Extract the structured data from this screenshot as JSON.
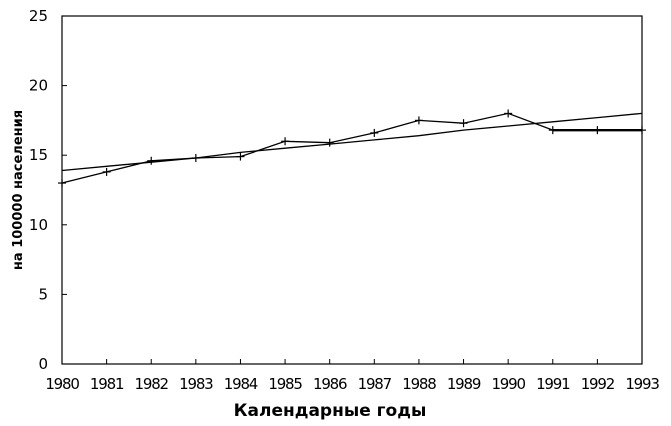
{
  "chart_data": {
    "type": "line",
    "title": "",
    "xlabel": "Календарные годы",
    "ylabel": "на 100000 населения",
    "x": [
      1980,
      1981,
      1982,
      1983,
      1984,
      1985,
      1986,
      1987,
      1988,
      1989,
      1990,
      1991,
      1992,
      1993
    ],
    "xlim": [
      1980,
      1993
    ],
    "ylim": [
      0,
      25
    ],
    "yticks": [
      0,
      5,
      10,
      15,
      20,
      25
    ],
    "grid": false,
    "legend": "none",
    "series": [
      {
        "kind": "observed",
        "markers": "plus",
        "color": "#000000",
        "values": [
          13.0,
          13.8,
          14.6,
          14.8,
          14.9,
          16.0,
          15.9,
          16.6,
          17.5,
          17.3,
          18.0,
          16.8,
          16.8,
          16.8
        ]
      },
      {
        "kind": "trend",
        "markers": "none",
        "color": "#000000",
        "values": [
          13.9,
          14.2,
          14.5,
          14.8,
          15.2,
          15.5,
          15.8,
          16.1,
          16.4,
          16.8,
          17.1,
          17.4,
          17.7,
          18.0
        ]
      }
    ]
  }
}
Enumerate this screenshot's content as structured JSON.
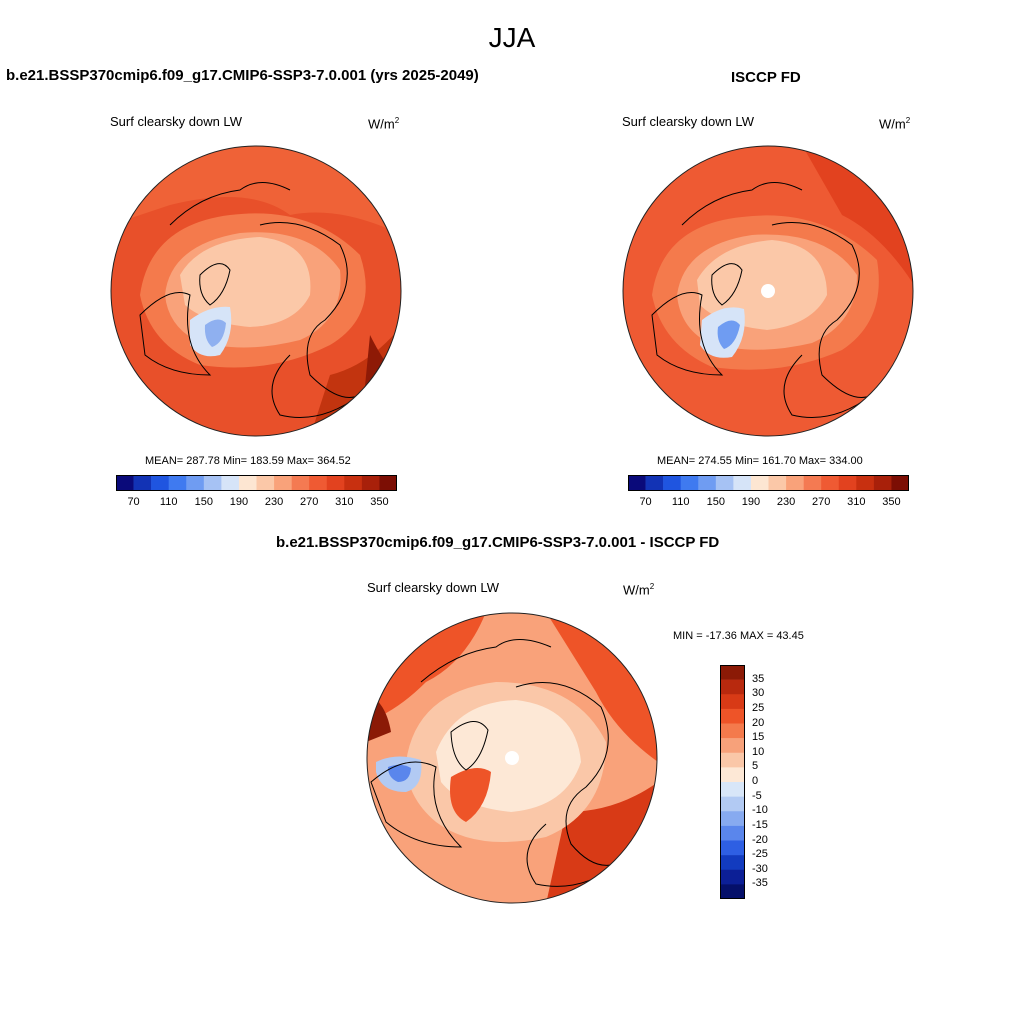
{
  "figure": {
    "season": "JJA",
    "variable_label": "Surf clearsky down LW",
    "unit_base": "W/m",
    "unit_exp": "2"
  },
  "panels": [
    {
      "title": "b.e21.BSSP370cmip6.f09_g17.CMIP6-SSP3-7.0.001 (yrs 2025-2049)",
      "stats": "MEAN= 287.78  Min= 183.59  Max= 364.52"
    },
    {
      "title": "ISCCP FD",
      "stats": "MEAN= 274.55  Min= 161.70  Max= 334.00"
    },
    {
      "title": "b.e21.BSSP370cmip6.f09_g17.CMIP6-SSP3-7.0.001 - ISCCP FD",
      "stats": "MIN = -17.36 MAX =  43.45"
    }
  ],
  "colorbar_abs": {
    "tick_labels": [
      "70",
      "110",
      "150",
      "190",
      "230",
      "270",
      "310",
      "350"
    ],
    "colors": [
      "#0a0a7a",
      "#1233b5",
      "#1f55e0",
      "#3f7af0",
      "#6f9cf2",
      "#a6c2f4",
      "#d6e4f8",
      "#fde6d2",
      "#fbc8a8",
      "#f9a27a",
      "#f47a52",
      "#ef5a33",
      "#e2421f",
      "#c83010",
      "#a8200a",
      "#7c0e04"
    ]
  },
  "colorbar_diff": {
    "labels": [
      "35",
      "30",
      "25",
      "20",
      "15",
      "10",
      "5",
      "0",
      "-5",
      "-10",
      "-15",
      "-20",
      "-25",
      "-30",
      "-35"
    ],
    "colors": [
      "#8b1a06",
      "#b8290e",
      "#d83a16",
      "#ee5428",
      "#f47a4c",
      "#f7a17a",
      "#fac7a8",
      "#fde8d6",
      "#d8e6f8",
      "#b2caf3",
      "#87aaf0",
      "#5a86ec",
      "#2e5fe3",
      "#123bbf",
      "#0c1f96",
      "#05106a"
    ]
  },
  "maps": {
    "land_color": "#000000",
    "outline_color": "#222222"
  }
}
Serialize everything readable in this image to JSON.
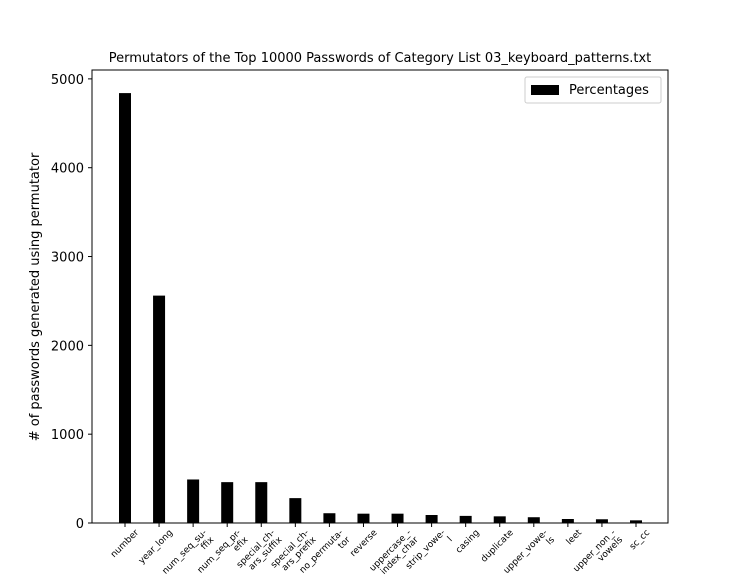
{
  "chart_data": {
    "type": "bar",
    "title": "Permutators of the Top 10000 Passwords of Category List 03_keyboard_patterns.txt",
    "xlabel": "",
    "ylabel": "# of passwords generated using permutator",
    "ylim": [
      0,
      5100
    ],
    "yticks": [
      0,
      1000,
      2000,
      3000,
      4000,
      5000
    ],
    "categories": [
      "number",
      "year_long",
      "num_seq_su-\nffix",
      "num_seq_pr-\nefix",
      "special_ch-\nars_suffix",
      "special_ch-\nars_prefix",
      "no_permuta-\ntor",
      "reverse",
      "uppercase_-\nindex_char",
      "strip_vowe-\nl",
      "casing",
      "duplicate",
      "upper_vowe-\nls",
      "leet",
      "upper_non_-\nvowels",
      "sc_cc"
    ],
    "series": [
      {
        "name": "Percentages",
        "values": [
          4840,
          2560,
          490,
          460,
          460,
          280,
          110,
          105,
          105,
          90,
          80,
          75,
          65,
          45,
          42,
          30
        ]
      }
    ],
    "legend": {
      "position": "upper-right"
    },
    "grid": false,
    "bar_color": "#000000"
  }
}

==========

== Task instructions ==
Reproduce the material in full, word for word, and omit the pictures.

== Task answer ==
Extract the structured data from this screenshot as JSON.
{
  "chart_data": {
    "type": "line",
    "title": "",
    "xlabel": "Календарные годы",
    "ylabel": "на 100000 населения",
    "x": [
      1980,
      1981,
      1982,
      1983,
      1984,
      1985,
      1986,
      1987,
      1988,
      1989,
      1990,
      1991,
      1992,
      1993
    ],
    "xlim": [
      1980,
      1993
    ],
    "ylim": [
      0,
      25
    ],
    "yticks": [
      0,
      5,
      10,
      15,
      20,
      25
    ],
    "grid": false,
    "legend": "none",
    "series": [
      {
        "kind": "observed",
        "markers": "plus",
        "color": "#000000",
        "values": [
          13.0,
          13.8,
          14.6,
          14.8,
          14.9,
          16.0,
          15.9,
          16.6,
          17.5,
          17.3,
          18.0,
          16.8,
          16.8,
          16.8
        ]
      },
      {
        "kind": "trend",
        "markers": "none",
        "color": "#000000",
        "values": [
          13.9,
          14.2,
          14.5,
          14.8,
          15.2,
          15.5,
          15.8,
          16.1,
          16.4,
          16.8,
          17.1,
          17.4,
          17.7,
          18.0
        ]
      }
    ]
  }
}
Enumerate this screenshot's content as structured JSON.
{
  "figure": {
    "season": "JJA",
    "variable_label": "Surf clearsky down LW",
    "unit_base": "W/m",
    "unit_exp": "2"
  },
  "panels": [
    {
      "title": "b.e21.BSSP370cmip6.f09_g17.CMIP6-SSP3-7.0.001 (yrs 2025-2049)",
      "stats": "MEAN= 287.78  Min= 183.59  Max= 364.52"
    },
    {
      "title": "ISCCP FD",
      "stats": "MEAN= 274.55  Min= 161.70  Max= 334.00"
    },
    {
      "title": "b.e21.BSSP370cmip6.f09_g17.CMIP6-SSP3-7.0.001 - ISCCP FD",
      "stats": "MIN = -17.36 MAX =  43.45"
    }
  ],
  "colorbar_abs": {
    "tick_labels": [
      "70",
      "110",
      "150",
      "190",
      "230",
      "270",
      "310",
      "350"
    ],
    "colors": [
      "#0a0a7a",
      "#1233b5",
      "#1f55e0",
      "#3f7af0",
      "#6f9cf2",
      "#a6c2f4",
      "#d6e4f8",
      "#fde6d2",
      "#fbc8a8",
      "#f9a27a",
      "#f47a52",
      "#ef5a33",
      "#e2421f",
      "#c83010",
      "#a8200a",
      "#7c0e04"
    ]
  },
  "colorbar_diff": {
    "labels": [
      "35",
      "30",
      "25",
      "20",
      "15",
      "10",
      "5",
      "0",
      "-5",
      "-10",
      "-15",
      "-20",
      "-25",
      "-30",
      "-35"
    ],
    "colors": [
      "#8b1a06",
      "#b8290e",
      "#d83a16",
      "#ee5428",
      "#f47a4c",
      "#f7a17a",
      "#fac7a8",
      "#fde8d6",
      "#d8e6f8",
      "#b2caf3",
      "#87aaf0",
      "#5a86ec",
      "#2e5fe3",
      "#123bbf",
      "#0c1f96",
      "#05106a"
    ]
  },
  "maps": {
    "land_color": "#000000",
    "outline_color": "#222222"
  }
}
Serialize everything readable in this image to JSON.
{
  "chart_data": {
    "type": "bar",
    "title": "Permutators of the Top 10000 Passwords of Category List 03_keyboard_patterns.txt",
    "xlabel": "",
    "ylabel": "# of passwords generated using permutator",
    "ylim": [
      0,
      5100
    ],
    "yticks": [
      0,
      1000,
      2000,
      3000,
      4000,
      5000
    ],
    "categories": [
      "number",
      "year_long",
      "num_seq_su-\nffix",
      "num_seq_pr-\nefix",
      "special_ch-\nars_suffix",
      "special_ch-\nars_prefix",
      "no_permuta-\ntor",
      "reverse",
      "uppercase_-\nindex_char",
      "strip_vowe-\nl",
      "casing",
      "duplicate",
      "upper_vowe-\nls",
      "leet",
      "upper_non_-\nvowels",
      "sc_cc"
    ],
    "series": [
      {
        "name": "Percentages",
        "values": [
          4840,
          2560,
          490,
          460,
          460,
          280,
          110,
          105,
          105,
          90,
          80,
          75,
          65,
          45,
          42,
          30
        ]
      }
    ],
    "legend": {
      "position": "upper-right"
    },
    "grid": false,
    "bar_color": "#000000"
  }
}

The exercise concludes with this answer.